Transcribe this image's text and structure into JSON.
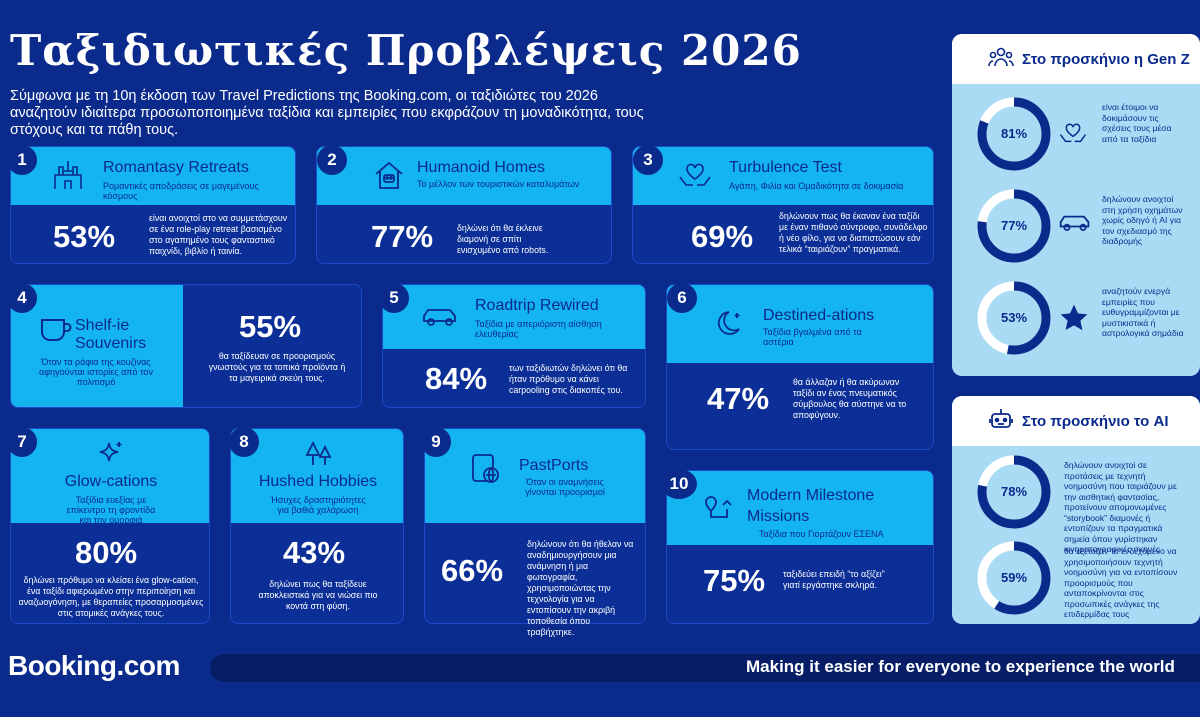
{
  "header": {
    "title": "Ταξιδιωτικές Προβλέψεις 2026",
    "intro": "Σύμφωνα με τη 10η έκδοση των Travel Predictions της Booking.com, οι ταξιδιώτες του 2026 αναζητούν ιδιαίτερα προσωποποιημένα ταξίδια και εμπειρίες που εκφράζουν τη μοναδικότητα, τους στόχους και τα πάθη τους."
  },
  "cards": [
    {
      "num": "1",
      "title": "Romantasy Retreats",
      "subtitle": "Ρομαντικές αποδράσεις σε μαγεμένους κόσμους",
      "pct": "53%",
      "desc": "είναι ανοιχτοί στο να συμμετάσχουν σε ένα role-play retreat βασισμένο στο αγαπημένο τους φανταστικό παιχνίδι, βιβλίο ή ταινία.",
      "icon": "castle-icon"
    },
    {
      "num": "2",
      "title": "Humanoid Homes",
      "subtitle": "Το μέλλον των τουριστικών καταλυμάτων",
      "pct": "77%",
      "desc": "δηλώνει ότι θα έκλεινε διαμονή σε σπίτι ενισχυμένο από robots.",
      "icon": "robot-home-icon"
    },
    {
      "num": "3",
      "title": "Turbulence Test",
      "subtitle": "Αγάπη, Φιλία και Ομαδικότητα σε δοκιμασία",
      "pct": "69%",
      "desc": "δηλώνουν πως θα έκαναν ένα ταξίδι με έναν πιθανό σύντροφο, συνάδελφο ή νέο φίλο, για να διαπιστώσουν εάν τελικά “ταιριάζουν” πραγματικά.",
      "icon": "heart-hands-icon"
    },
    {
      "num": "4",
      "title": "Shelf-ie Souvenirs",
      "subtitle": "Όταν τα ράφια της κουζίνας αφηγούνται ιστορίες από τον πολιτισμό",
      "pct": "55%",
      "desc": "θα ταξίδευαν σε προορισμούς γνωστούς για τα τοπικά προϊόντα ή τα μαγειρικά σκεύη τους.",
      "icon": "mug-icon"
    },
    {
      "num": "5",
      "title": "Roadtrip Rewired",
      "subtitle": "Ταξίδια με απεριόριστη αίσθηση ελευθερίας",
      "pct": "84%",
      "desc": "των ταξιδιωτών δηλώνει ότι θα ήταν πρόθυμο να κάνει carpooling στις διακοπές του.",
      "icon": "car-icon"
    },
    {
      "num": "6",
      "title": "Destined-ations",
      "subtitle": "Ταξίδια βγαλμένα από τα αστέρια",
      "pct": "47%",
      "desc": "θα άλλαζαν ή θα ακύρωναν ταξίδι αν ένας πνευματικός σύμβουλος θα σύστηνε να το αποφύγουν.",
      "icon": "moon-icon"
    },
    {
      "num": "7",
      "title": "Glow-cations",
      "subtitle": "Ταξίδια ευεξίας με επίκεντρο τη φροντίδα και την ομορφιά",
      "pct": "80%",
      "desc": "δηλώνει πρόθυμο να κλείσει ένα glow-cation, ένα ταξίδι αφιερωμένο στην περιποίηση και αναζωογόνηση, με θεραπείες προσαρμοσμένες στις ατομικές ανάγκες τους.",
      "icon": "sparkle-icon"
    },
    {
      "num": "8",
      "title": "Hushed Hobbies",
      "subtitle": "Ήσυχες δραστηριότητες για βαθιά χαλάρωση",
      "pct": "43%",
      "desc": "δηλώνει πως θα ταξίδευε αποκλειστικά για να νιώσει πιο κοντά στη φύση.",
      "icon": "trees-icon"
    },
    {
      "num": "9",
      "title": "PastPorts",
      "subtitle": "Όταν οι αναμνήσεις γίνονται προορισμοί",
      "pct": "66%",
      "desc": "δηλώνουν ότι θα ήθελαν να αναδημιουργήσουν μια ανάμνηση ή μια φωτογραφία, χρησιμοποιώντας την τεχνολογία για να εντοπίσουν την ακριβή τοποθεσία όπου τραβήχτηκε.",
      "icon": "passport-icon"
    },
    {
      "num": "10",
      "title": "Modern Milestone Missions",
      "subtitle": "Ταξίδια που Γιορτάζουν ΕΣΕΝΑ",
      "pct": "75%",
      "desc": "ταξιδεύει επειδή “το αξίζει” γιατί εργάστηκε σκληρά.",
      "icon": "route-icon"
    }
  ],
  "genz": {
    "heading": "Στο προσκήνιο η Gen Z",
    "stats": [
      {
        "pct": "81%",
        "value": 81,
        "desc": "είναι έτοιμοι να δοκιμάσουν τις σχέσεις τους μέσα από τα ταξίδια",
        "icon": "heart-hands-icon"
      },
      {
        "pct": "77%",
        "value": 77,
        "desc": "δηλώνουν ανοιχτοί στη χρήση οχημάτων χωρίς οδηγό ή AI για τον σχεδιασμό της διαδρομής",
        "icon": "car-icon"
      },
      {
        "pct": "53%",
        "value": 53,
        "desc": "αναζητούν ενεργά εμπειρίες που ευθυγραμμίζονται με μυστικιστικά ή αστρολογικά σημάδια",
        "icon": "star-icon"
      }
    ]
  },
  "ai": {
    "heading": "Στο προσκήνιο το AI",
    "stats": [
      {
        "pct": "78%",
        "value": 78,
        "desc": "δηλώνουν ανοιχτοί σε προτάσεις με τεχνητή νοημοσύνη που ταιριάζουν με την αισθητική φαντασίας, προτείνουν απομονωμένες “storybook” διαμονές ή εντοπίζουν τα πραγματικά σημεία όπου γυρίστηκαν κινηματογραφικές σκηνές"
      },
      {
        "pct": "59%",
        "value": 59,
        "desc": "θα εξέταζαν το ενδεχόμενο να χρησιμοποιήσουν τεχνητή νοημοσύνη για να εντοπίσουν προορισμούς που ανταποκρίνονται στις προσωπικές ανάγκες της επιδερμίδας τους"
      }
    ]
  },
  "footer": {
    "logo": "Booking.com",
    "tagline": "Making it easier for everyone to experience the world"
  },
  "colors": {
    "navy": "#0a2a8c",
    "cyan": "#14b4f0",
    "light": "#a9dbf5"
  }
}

§ **Stated problem**
Display every line of the listing that contains the string "hands".

§ **Solution to this task**
      "icon": "heart-hands-icon"
        "icon": "heart-hands-icon"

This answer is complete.